Your task is to output the listing word for word, with pictures excluded.

◆ **MATERIAL FOR THE TASK**
— start —

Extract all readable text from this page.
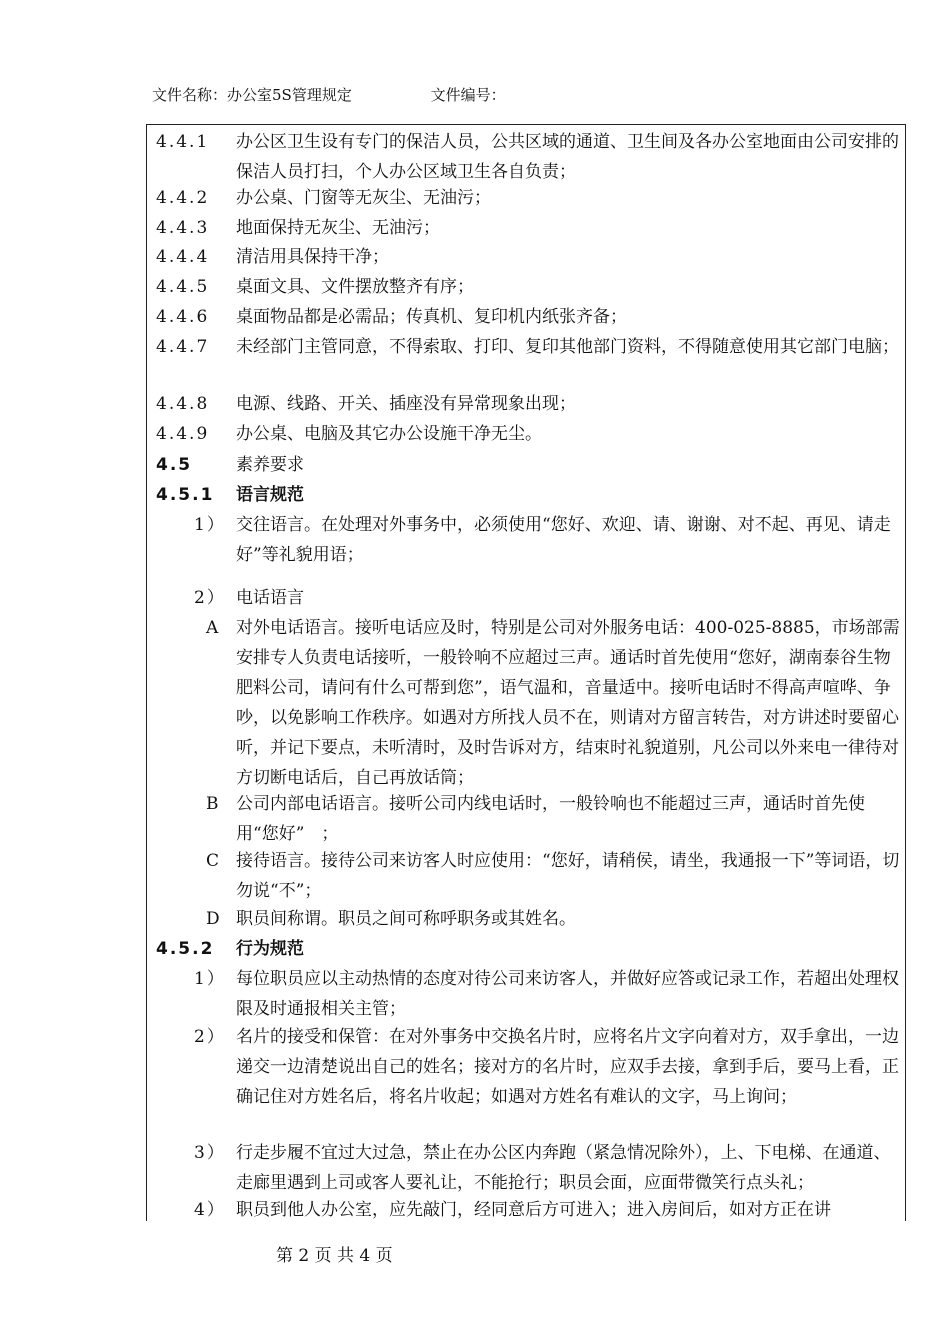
文件名称：办公室5S管理规定	文件编号：
4.4.1 办公区卫生设有专门的保洁人员，公共区域的通道、卫生间及各办公室地面由公司安排的保洁人员打扫，个人办公区域卫生各自负责；
4.4.2 办公桌、门窗等无灰尘、无油污；
4.4.3 地面保持无灰尘、无油污；
4.4.4 清洁用具保持干净；
4.4.5 桌面文具、文件摆放整齐有序；
4.4.6 桌面物品都是必需品；传真机、复印机内纸张齐备；
4.4.7 未经部门主管同意，不得索取、打印、复印其他部门资料，不得随意使用其它部门电脑；
4.4.8 电源、线路、开关、插座没有异常现象出现；
4.4.9 办公桌、电脑及其它办公设施干净无尘。
4.5	素养要求
4.5.1 语言规范
1） 交往语言。在处理对外事务中，必须使用“您好、欢迎、请、谢谢、对不起、再见、请走好”等礼貌用语；
2） 电话语言
A 对外电话语言。接听电话应及时，特别是公司对外服务电话：400-025-8885，市场部需安排专人负责电话接听，一般铃响不应超过三声。通话时首先使用“您好，湖南泰谷生物肥料公司，请问有什么可帮到您”，语气温和，音量适中。接听电话时不得高声喧哗、争吵，以免影响工作秩序。如遇对方所找人员不在，则请对方留言转告，对方讲述时要留心听，并记下要点，未听清时，及时告诉对方，结束时礼貌道别，凡公司以外来电一律待对方切断电话后，自己再放话筒；
B 公司内部电话语言。接听公司内线电话时，一般铃响也不能超过三声，通话时首先使用“您好”　；
C 接待语言。接待公司来访客人时应使用：“您好，请稍侯，请坐，我通报一下”等词语，切勿说“不”；
D 职员间称谓。职员之间可称呼职务或其姓名。
4.5.2 行为规范
1） 每位职员应以主动热情的态度对待公司来访客人，并做好应答或记录工作，若超出处理权限及时通报相关主管；
2） 名片的接受和保管：在对外事务中交换名片时，应将名片文字向着对方，双手拿出，一边递交一边清楚说出自己的姓名；接对方的名片时，应双手去接，拿到手后，要马上看，正确记住对方姓名后，将名片收起；如遇对方姓名有难认的文字，马上询问；
3） 行走步履不宜过大过急，禁止在办公区内奔跑（紧急情况除外），上、下电梯、在通道、走廊里遇到上司或客人要礼让，不能抢行；职员会面，应面带微笑行点头礼；
4） 职员到他人办公室，应先敲门，经同意后方可进入；进入房间后，如对方正在讲
第 2 页 共 4 页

— end —

◆ **TASK OUTPUT**
Extract all readable text from this page.
文件名称：办公室5S管理规定	文件编号：
4.4.1 办公区卫生设有专门的保洁人员，公共区域的通道、卫生间及各办公室地面由公司安排的保洁人员打扫，个人办公区域卫生各自负责；
4.4.2 办公桌、门窗等无灰尘、无油污；
4.4.3 地面保持无灰尘、无油污；
4.4.4 清洁用具保持干净；
4.4.5 桌面文具、文件摆放整齐有序；
4.4.6 桌面物品都是必需品；传真机、复印机内纸张齐备；
4.4.7 未经部门主管同意，不得索取、打印、复印其他部门资料，不得随意使用其它部门电脑；
4.4.8 电源、线路、开关、插座没有异常现象出现；
4.4.9 办公桌、电脑及其它办公设施干净无尘。
4.5	素养要求
4.5.1 语言规范
1） 交往语言。在处理对外事务中，必须使用“您好、欢迎、请、谢谢、对不起、再见、请走好”等礼貌用语；
2） 电话语言
A 对外电话语言。接听电话应及时，特别是公司对外服务电话：400-025-8885，市场部需安排专人负责电话接听，一般铃响不应超过三声。通话时首先使用“您好，湖南泰谷生物肥料公司，请问有什么可帮到您”，语气温和，音量适中。接听电话时不得高声喧哗、争吵，以免影响工作秩序。如遇对方所找人员不在，则请对方留言转告，对方讲述时要留心听，并记下要点，未听清时，及时告诉对方，结束时礼貌道别，凡公司以外来电一律待对方切断电话后，自己再放话筒；
B 公司内部电话语言。接听公司内线电话时，一般铃响也不能超过三声，通话时首先使用“您好”　；
C 接待语言。接待公司来访客人时应使用：“您好，请稍侯，请坐，我通报一下”等词语，切勿说“不”；
D 职员间称谓。职员之间可称呼职务或其姓名。
4.5.2 行为规范
1） 每位职员应以主动热情的态度对待公司来访客人，并做好应答或记录工作，若超出处理权限及时通报相关主管；
2） 名片的接受和保管：在对外事务中交换名片时，应将名片文字向着对方，双手拿出，一边递交一边清楚说出自己的姓名；接对方的名片时，应双手去接，拿到手后，要马上看，正确记住对方姓名后，将名片收起；如遇对方姓名有难认的文字，马上询问；
3） 行走步履不宜过大过急，禁止在办公区内奔跑（紧急情况除外），上、下电梯、在通道、走廊里遇到上司或客人要礼让，不能抢行；职员会面，应面带微笑行点头礼；
4） 职员到他人办公室，应先敲门，经同意后方可进入；进入房间后，如对方正在讲
第 2 页 共 4 页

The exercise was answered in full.